- _DESCRIPTION OF THE TASK_
Locate the word "Outlook" in the entries below, then gather every line that holds it.
==== SUPPLIED MATERIAL
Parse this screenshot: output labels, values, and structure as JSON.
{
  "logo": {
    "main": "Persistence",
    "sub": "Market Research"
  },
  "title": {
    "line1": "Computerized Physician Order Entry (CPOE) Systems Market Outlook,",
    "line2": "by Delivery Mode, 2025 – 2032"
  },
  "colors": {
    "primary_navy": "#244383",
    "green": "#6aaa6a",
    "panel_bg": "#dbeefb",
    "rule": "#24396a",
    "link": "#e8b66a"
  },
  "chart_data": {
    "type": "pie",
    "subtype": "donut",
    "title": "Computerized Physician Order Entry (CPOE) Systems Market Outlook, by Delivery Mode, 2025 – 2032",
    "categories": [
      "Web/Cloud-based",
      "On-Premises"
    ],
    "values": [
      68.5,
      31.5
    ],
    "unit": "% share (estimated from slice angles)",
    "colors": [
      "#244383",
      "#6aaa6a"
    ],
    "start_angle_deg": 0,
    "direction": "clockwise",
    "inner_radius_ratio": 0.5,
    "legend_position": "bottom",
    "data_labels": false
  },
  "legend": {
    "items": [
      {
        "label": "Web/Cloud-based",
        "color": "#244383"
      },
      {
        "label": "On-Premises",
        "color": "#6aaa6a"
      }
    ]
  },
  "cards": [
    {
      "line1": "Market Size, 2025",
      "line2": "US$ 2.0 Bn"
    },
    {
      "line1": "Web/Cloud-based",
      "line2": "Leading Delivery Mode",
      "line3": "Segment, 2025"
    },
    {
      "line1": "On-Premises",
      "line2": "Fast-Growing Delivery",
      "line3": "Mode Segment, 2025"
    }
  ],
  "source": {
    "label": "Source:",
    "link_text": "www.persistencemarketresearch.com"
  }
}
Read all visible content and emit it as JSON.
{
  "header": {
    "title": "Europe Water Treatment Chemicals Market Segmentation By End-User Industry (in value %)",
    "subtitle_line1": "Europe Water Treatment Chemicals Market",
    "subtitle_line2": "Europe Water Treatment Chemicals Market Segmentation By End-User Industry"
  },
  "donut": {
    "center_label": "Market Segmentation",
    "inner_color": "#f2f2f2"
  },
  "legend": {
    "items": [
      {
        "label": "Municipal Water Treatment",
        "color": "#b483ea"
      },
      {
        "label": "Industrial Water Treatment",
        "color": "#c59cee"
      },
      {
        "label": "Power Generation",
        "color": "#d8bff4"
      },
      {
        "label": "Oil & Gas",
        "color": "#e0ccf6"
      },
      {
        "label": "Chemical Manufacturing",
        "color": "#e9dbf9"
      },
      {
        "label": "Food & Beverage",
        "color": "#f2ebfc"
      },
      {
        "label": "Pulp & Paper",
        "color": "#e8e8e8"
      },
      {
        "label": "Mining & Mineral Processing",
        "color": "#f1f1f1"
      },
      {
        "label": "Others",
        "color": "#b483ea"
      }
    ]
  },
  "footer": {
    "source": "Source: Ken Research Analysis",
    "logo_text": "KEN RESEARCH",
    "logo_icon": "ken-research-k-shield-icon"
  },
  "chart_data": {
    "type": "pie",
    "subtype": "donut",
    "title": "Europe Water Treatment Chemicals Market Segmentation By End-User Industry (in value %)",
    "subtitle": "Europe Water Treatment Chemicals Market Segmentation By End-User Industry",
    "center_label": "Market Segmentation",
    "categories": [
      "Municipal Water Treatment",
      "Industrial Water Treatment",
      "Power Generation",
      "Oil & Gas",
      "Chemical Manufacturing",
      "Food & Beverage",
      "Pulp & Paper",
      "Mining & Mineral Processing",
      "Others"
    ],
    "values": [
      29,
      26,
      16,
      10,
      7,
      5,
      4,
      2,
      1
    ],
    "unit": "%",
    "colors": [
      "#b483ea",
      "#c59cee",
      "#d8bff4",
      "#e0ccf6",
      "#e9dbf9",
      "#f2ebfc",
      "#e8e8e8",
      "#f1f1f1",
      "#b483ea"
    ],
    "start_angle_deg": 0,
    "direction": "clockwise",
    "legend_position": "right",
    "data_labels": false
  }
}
========
- _ANSWER TO THE EXERCISE_
    "line1": "Computerized Physician Order Entry (CPOE) Systems Market Outlook,",
    "title": "Computerized Physician Order Entry (CPOE) Systems Market Outlook, by Delivery Mode, 2025 – 2032",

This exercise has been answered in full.